WHAT YOU SHOULD DO: Every line holding the string "entidades" should be gathered.

-- Start THE RECORDS --

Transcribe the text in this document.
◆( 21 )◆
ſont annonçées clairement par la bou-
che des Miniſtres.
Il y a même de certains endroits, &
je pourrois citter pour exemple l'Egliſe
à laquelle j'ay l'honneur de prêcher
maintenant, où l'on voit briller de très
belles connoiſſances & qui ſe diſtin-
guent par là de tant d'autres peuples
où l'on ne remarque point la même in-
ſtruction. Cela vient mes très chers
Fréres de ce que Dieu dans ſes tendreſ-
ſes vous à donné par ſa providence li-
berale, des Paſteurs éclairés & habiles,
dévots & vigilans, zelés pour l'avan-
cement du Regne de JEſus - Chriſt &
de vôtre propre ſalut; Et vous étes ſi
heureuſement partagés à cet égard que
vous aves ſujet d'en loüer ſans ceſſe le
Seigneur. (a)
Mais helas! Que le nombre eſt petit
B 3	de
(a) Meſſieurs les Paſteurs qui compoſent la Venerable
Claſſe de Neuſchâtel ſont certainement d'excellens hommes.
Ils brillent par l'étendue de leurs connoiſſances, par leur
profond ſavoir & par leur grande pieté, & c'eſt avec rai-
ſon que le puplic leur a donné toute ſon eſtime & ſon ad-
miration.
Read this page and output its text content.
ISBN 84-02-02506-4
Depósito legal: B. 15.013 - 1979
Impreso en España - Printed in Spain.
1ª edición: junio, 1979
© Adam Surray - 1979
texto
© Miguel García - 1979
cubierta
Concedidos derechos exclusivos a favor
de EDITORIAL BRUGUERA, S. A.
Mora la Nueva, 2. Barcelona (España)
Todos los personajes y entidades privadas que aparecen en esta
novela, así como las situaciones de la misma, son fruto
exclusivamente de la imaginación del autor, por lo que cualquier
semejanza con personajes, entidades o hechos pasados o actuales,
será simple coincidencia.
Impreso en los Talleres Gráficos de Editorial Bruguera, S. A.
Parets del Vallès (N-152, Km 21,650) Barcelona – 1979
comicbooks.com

-- End THE RECORDS --

PROBLEM SOLUTION:
Todos los personajes y entidades privadas que aparecen en esta
semejanza con personajes, entidades o hechos pasados o actuales,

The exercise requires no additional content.